_What the task requires_: Report the count of lines holding "违反一次扣款" in the records, with no other words.

:: Dataset rows ::

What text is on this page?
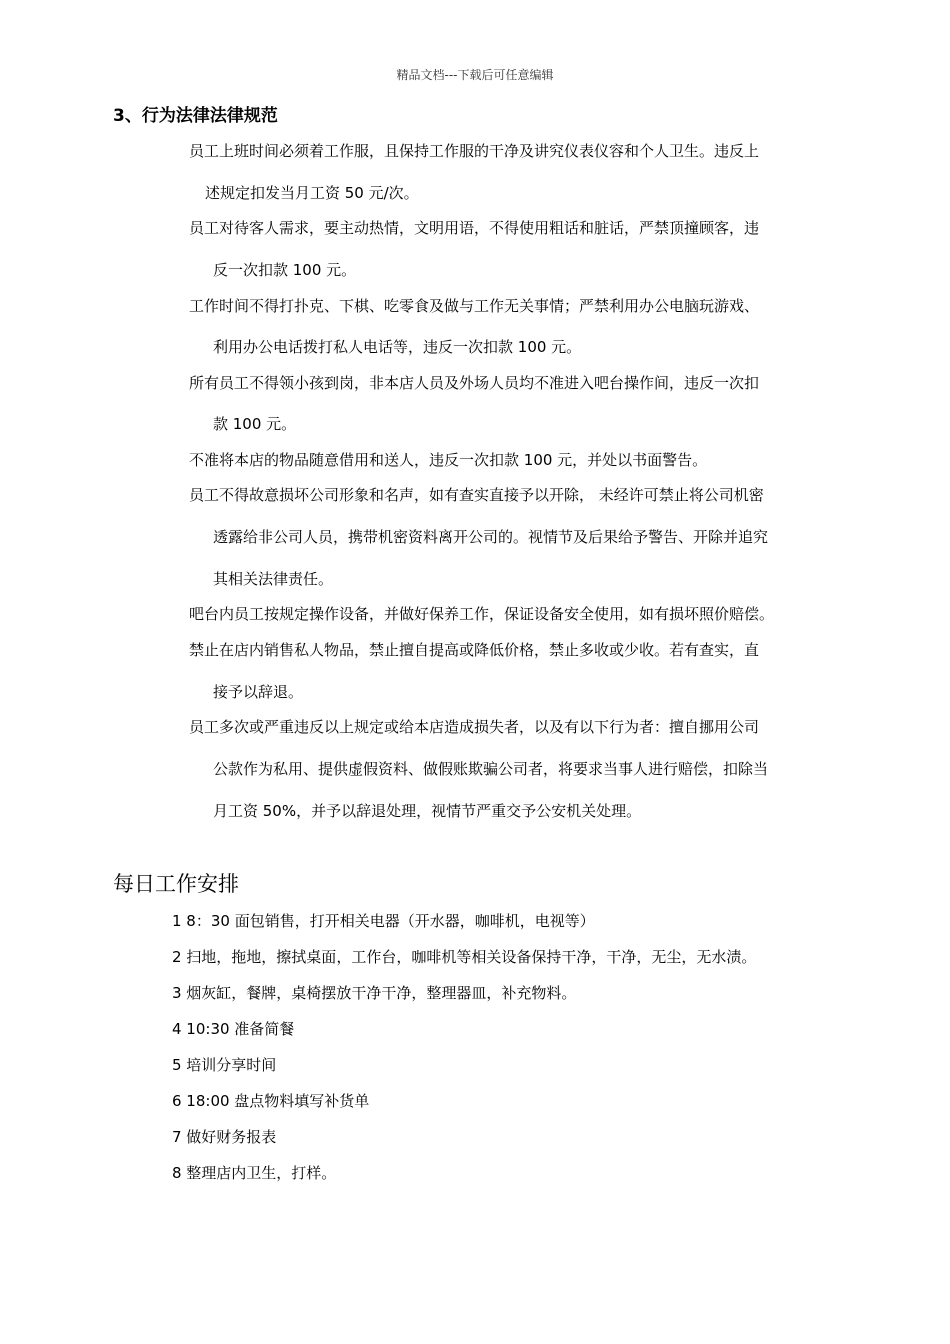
精品文档---下载后可任意编辑
3、行为法律法律规范
员工上班时间必须着工作服，且保持工作服的干净及讲究仪表仪容和个人卫生。违反上
述规定扣发当月工资 50 元/次。
员工对待客人需求，要主动热情，文明用语，不得使用粗话和脏话，严禁顶撞顾客，违
反一次扣款 100 元。
工作时间不得打扑克、下棋、吃零食及做与工作无关事情；严禁利用办公电脑玩游戏、
利用办公电话拨打私人电话等，违反一次扣款 100 元。
所有员工不得领小孩到岗，非本店人员及外场人员均不准进入吧台操作间，违反一次扣
款 100 元。
不准将本店的物品随意借用和送人，违反一次扣款 100 元，并处以书面警告。
员工不得故意损坏公司形象和名声，如有查实直接予以开除， 未经许可禁止将公司机密
透露给非公司人员，携带机密资料离开公司的。视情节及后果给予警告、开除并追究
其相关法律责任。
吧台内员工按规定操作设备，并做好保养工作，保证设备安全使用，如有损坏照价赔偿。
禁止在店内销售私人物品，禁止擅自提高或降低价格，禁止多收或少收。若有查实，直
接予以辞退。
员工多次或严重违反以上规定或给本店造成损失者，以及有以下行为者：擅自挪用公司
公款作为私用、提供虚假资料、做假账欺骗公司者，将要求当事人进行赔偿，扣除当
月工资 50%，并予以辞退处理，视情节严重交予公安机关处理。
每日工作安排
1 8：30 面包销售，打开相关电器（开水器，咖啡机，电视等）
2 扫地，拖地，擦拭桌面，工作台，咖啡机等相关设备保持干净，干净，无尘，无水渍。
3 烟灰缸，餐牌，桌椅摆放干净干净，整理器皿，补充物料。
4 10:30 准备简餐
5 培训分享时间
6 18:00 盘点物料填写补货单
7 做好财务报表
8 整理店内卫生，打样。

:::

_Reply to the exercise_: 2